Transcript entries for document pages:

● ● ● ●

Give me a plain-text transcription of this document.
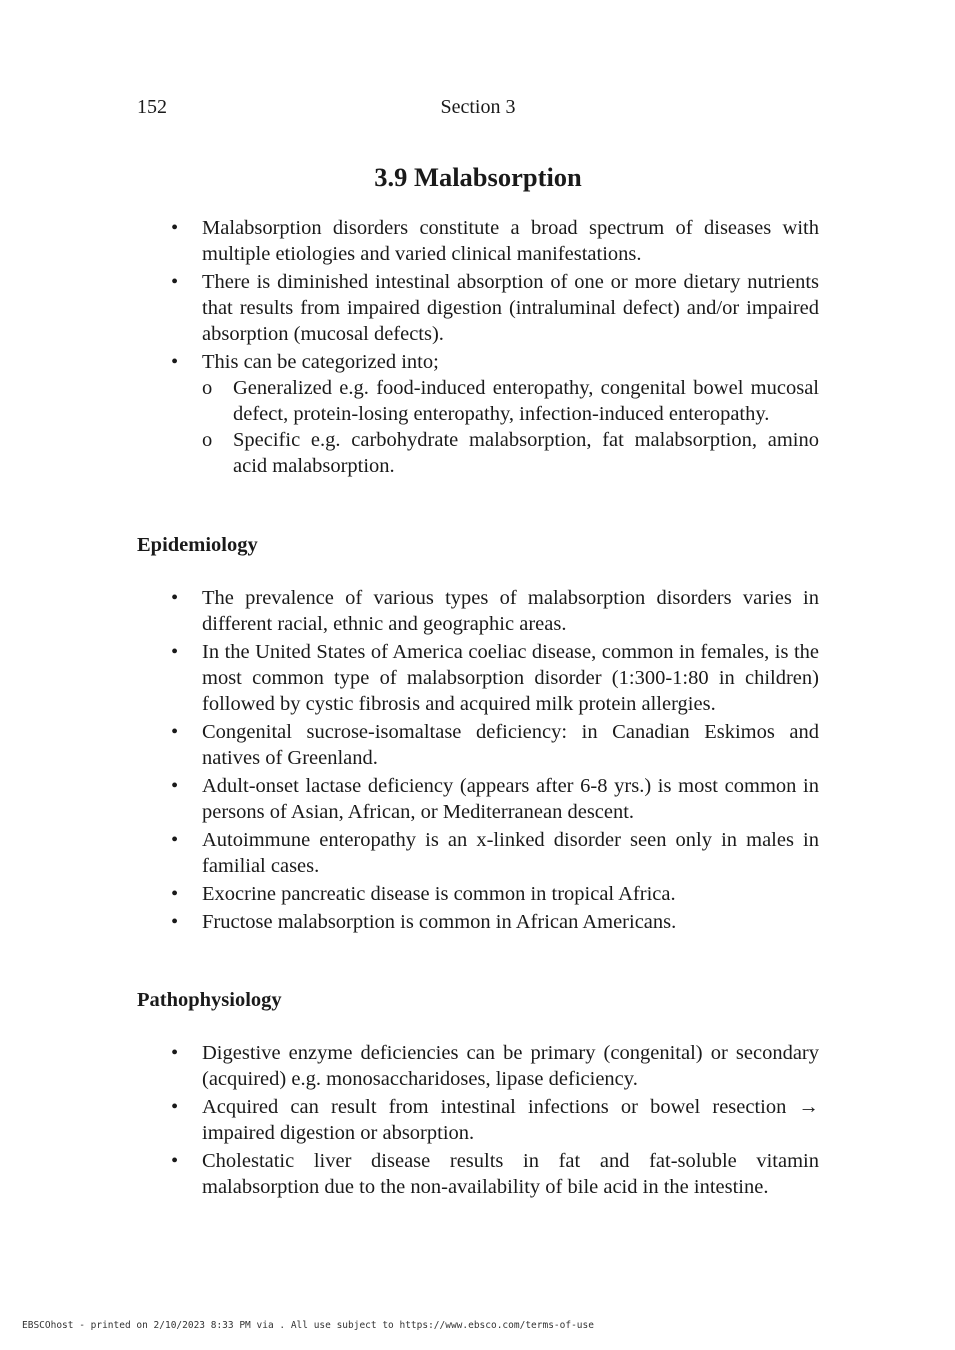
152	Section 3
3.9 Malabsorption
• Malabsorption disorders constitute a broad spectrum of diseases with multiple etiologies and varied clinical manifestations.
• There is diminished intestinal absorption of one or more dietary nutrients that results from impaired digestion (intraluminal defect) and/or impaired absorption (mucosal defects).
• This can be categorized into;
o Generalized e.g. food-induced enteropathy, congenital bowel mucosal defect, protein-losing enteropathy, infection-induced enteropathy.
o Specific e.g. carbohydrate malabsorption, fat malabsorption, amino acid malabsorption.
Epidemiology
• The prevalence of various types of malabsorption disorders varies in different racial, ethnic and geographic areas.
• In the United States of America coeliac disease, common in females, is the most common type of malabsorption disorder (1:300-1:80 in children) followed by cystic fibrosis and acquired milk protein allergies.
• Congenital sucrose-isomaltase deficiency: in Canadian Eskimos and natives of Greenland.
• Adult-onset lactase deficiency (appears after 6-8 yrs.) is most common in persons of Asian, African, or Mediterranean descent.
• Autoimmune enteropathy is an x-linked disorder seen only in males in familial cases.
• Exocrine pancreatic disease is common in tropical Africa.
• Fructose malabsorption is common in African Americans.
Pathophysiology
• Digestive enzyme deficiencies can be primary (congenital) or secondary (acquired) e.g. monosaccharidoses, lipase deficiency.
• Acquired can result from intestinal infections or bowel resection → impaired digestion or absorption.
• Cholestatic liver disease results in fat and fat-soluble vitamin malabsorption due to the non-availability of bile acid in the intestine.
EBSCOhost - printed on 2/10/2023 8:33 PM via . All use subject to https://www.ebsco.com/terms-of-use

● ● ● ●

**WHAT IS NEEDED:** Your answer should hold every line of the entries that contains the string "enteropathy".

**TASK ANSWER:**
o Generalized e.g. food-induced enteropathy, congenital bowel mucosal defect, protein-losing enteropathy, infection-induced enteropathy.
• Autoimmune enteropathy is an x-linked disorder seen only in males in familial cases.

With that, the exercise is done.